**Direction:** The records below are to be copied word for word, with every picture left out.

++++ Data for processing

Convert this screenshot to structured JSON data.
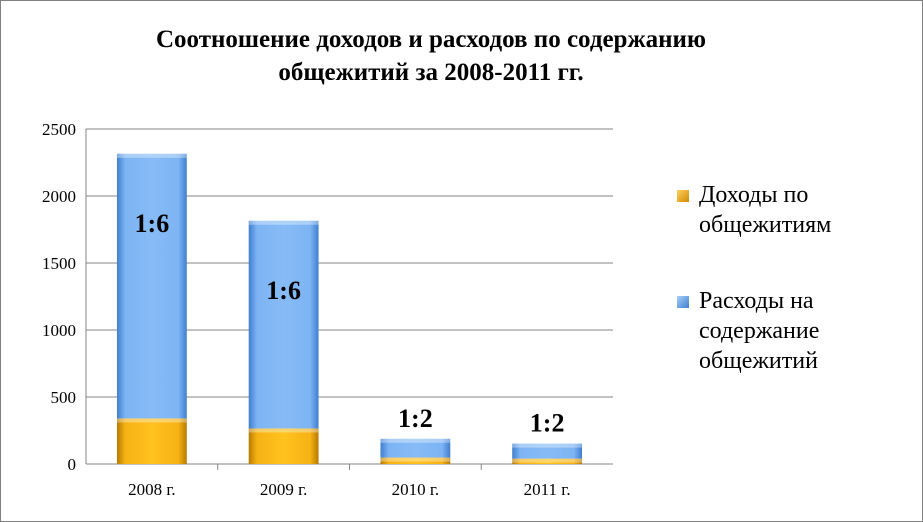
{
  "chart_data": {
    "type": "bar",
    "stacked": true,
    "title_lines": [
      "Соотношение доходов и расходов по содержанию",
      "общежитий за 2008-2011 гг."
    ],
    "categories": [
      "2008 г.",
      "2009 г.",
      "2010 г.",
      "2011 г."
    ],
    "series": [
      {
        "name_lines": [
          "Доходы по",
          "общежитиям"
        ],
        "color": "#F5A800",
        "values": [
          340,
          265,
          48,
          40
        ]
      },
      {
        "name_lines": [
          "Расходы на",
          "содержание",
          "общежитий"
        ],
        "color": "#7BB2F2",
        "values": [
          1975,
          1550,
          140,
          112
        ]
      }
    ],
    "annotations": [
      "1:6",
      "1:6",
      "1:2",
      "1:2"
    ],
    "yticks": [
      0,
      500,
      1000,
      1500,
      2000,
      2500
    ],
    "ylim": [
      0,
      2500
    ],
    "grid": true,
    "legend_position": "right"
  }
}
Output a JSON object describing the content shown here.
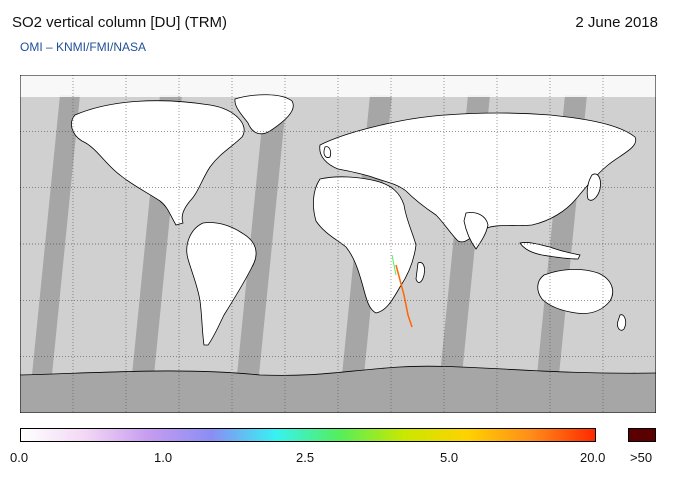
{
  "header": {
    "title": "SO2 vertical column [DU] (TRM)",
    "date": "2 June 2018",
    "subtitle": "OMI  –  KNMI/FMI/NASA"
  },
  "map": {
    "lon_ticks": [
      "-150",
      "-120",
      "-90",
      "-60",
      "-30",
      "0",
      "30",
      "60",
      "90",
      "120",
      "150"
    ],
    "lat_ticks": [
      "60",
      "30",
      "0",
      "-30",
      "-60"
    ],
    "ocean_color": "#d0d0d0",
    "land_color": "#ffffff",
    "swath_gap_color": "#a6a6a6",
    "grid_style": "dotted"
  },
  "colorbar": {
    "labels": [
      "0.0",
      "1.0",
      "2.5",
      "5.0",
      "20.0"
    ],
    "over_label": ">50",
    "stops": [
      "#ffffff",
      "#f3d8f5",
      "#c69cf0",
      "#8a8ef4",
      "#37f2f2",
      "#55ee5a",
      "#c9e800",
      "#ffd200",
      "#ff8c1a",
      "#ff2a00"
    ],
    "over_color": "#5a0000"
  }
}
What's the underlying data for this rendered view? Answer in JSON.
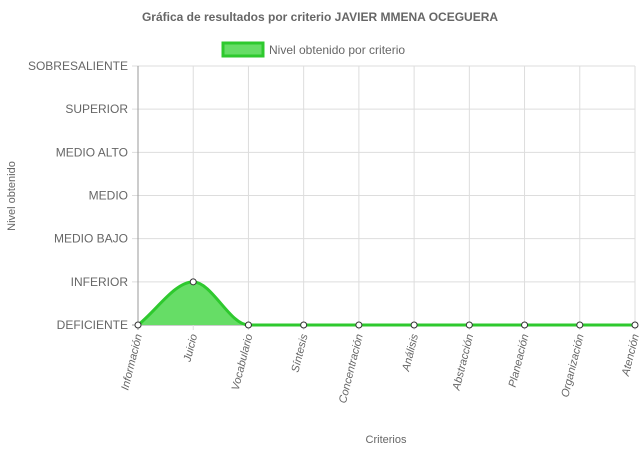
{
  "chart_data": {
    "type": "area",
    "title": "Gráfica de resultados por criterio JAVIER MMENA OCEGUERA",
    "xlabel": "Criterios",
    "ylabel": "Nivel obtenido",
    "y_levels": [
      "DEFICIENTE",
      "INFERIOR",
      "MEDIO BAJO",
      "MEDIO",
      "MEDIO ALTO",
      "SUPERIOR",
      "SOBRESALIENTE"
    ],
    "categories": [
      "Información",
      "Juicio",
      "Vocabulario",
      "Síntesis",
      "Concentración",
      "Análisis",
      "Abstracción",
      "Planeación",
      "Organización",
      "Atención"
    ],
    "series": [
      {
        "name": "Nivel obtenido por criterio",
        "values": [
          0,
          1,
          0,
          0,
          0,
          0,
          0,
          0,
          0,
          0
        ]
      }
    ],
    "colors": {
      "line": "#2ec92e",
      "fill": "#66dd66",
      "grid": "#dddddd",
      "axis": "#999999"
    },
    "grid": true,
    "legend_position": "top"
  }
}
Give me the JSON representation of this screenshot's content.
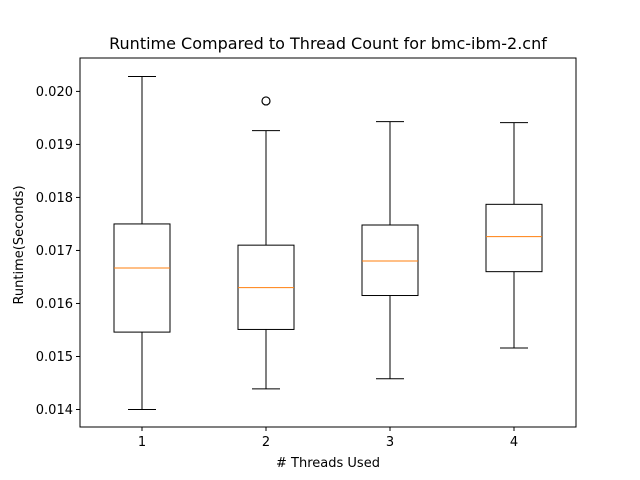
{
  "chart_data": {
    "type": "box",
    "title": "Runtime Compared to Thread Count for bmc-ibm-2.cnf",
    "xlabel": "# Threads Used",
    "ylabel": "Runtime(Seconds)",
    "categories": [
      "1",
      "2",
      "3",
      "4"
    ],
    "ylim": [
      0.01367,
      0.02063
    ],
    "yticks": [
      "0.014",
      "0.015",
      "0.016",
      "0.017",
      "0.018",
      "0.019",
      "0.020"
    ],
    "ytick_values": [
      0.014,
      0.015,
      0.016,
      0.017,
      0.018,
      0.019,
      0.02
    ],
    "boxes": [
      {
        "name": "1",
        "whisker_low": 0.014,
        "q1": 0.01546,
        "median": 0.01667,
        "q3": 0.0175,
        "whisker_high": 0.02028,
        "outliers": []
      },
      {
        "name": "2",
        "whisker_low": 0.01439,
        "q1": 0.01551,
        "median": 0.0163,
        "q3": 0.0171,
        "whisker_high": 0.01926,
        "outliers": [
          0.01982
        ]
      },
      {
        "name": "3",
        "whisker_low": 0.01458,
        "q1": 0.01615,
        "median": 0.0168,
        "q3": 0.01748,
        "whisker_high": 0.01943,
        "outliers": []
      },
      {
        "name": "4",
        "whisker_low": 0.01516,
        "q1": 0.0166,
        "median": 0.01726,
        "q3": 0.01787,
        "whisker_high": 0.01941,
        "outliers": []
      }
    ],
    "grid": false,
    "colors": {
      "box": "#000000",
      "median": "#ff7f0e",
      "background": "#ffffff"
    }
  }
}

++++++++

**The completed task:**
Convert this screenshot to structured JSON data.
{
  "chart_data": {
    "type": "bar",
    "stacked": true,
    "title_lines": [
      "Соотношение доходов и расходов по содержанию",
      "общежитий за 2008-2011 гг."
    ],
    "categories": [
      "2008 г.",
      "2009 г.",
      "2010 г.",
      "2011 г."
    ],
    "series": [
      {
        "name_lines": [
          "Доходы по",
          "общежитиям"
        ],
        "color": "#F5A800",
        "values": [
          340,
          265,
          48,
          40
        ]
      },
      {
        "name_lines": [
          "Расходы на",
          "содержание",
          "общежитий"
        ],
        "color": "#7BB2F2",
        "values": [
          1975,
          1550,
          140,
          112
        ]
      }
    ],
    "annotations": [
      "1:6",
      "1:6",
      "1:2",
      "1:2"
    ],
    "yticks": [
      0,
      500,
      1000,
      1500,
      2000,
      2500
    ],
    "ylim": [
      0,
      2500
    ],
    "grid": true,
    "legend_position": "right"
  }
}
Output a JSON object describing the content shown here.
{
  "header": {
    "title": "SO2 vertical column [DU] (TRM)",
    "date": "2 June 2018",
    "subtitle": "OMI  –  KNMI/FMI/NASA"
  },
  "map": {
    "lon_ticks": [
      "-150",
      "-120",
      "-90",
      "-60",
      "-30",
      "0",
      "30",
      "60",
      "90",
      "120",
      "150"
    ],
    "lat_ticks": [
      "60",
      "30",
      "0",
      "-30",
      "-60"
    ],
    "ocean_color": "#d0d0d0",
    "land_color": "#ffffff",
    "swath_gap_color": "#a6a6a6",
    "grid_style": "dotted"
  },
  "colorbar": {
    "labels": [
      "0.0",
      "1.0",
      "2.5",
      "5.0",
      "20.0"
    ],
    "over_label": ">50",
    "stops": [
      "#ffffff",
      "#f3d8f5",
      "#c69cf0",
      "#8a8ef4",
      "#37f2f2",
      "#55ee5a",
      "#c9e800",
      "#ffd200",
      "#ff8c1a",
      "#ff2a00"
    ],
    "over_color": "#5a0000"
  }
}
What's the underlying data for this rendered view? Answer in JSON.
{
  "chart_data": {
    "type": "area",
    "title": "Gráfica de resultados por criterio JAVIER MMENA OCEGUERA",
    "xlabel": "Criterios",
    "ylabel": "Nivel obtenido",
    "y_levels": [
      "DEFICIENTE",
      "INFERIOR",
      "MEDIO BAJO",
      "MEDIO",
      "MEDIO ALTO",
      "SUPERIOR",
      "SOBRESALIENTE"
    ],
    "categories": [
      "Información",
      "Juicio",
      "Vocabulario",
      "Síntesis",
      "Concentración",
      "Análisis",
      "Abstracción",
      "Planeación",
      "Organización",
      "Atención"
    ],
    "series": [
      {
        "name": "Nivel obtenido por criterio",
        "values": [
          0,
          1,
          0,
          0,
          0,
          0,
          0,
          0,
          0,
          0
        ]
      }
    ],
    "colors": {
      "line": "#2ec92e",
      "fill": "#66dd66",
      "grid": "#dddddd",
      "axis": "#999999"
    },
    "grid": true,
    "legend_position": "top"
  }
}
Give me the JSON representation of this screenshot's content.
{
  "chart_data": {
    "type": "box",
    "title": "Runtime Compared to Thread Count for bmc-ibm-2.cnf",
    "xlabel": "# Threads Used",
    "ylabel": "Runtime(Seconds)",
    "categories": [
      "1",
      "2",
      "3",
      "4"
    ],
    "ylim": [
      0.01367,
      0.02063
    ],
    "yticks": [
      "0.014",
      "0.015",
      "0.016",
      "0.017",
      "0.018",
      "0.019",
      "0.020"
    ],
    "ytick_values": [
      0.014,
      0.015,
      0.016,
      0.017,
      0.018,
      0.019,
      0.02
    ],
    "boxes": [
      {
        "name": "1",
        "whisker_low": 0.014,
        "q1": 0.01546,
        "median": 0.01667,
        "q3": 0.0175,
        "whisker_high": 0.02028,
        "outliers": []
      },
      {
        "name": "2",
        "whisker_low": 0.01439,
        "q1": 0.01551,
        "median": 0.0163,
        "q3": 0.0171,
        "whisker_high": 0.01926,
        "outliers": [
          0.01982
        ]
      },
      {
        "name": "3",
        "whisker_low": 0.01458,
        "q1": 0.01615,
        "median": 0.0168,
        "q3": 0.01748,
        "whisker_high": 0.01943,
        "outliers": []
      },
      {
        "name": "4",
        "whisker_low": 0.01516,
        "q1": 0.0166,
        "median": 0.01726,
        "q3": 0.01787,
        "whisker_high": 0.01941,
        "outliers": []
      }
    ],
    "grid": false,
    "colors": {
      "box": "#000000",
      "median": "#ff7f0e",
      "background": "#ffffff"
    }
  }
}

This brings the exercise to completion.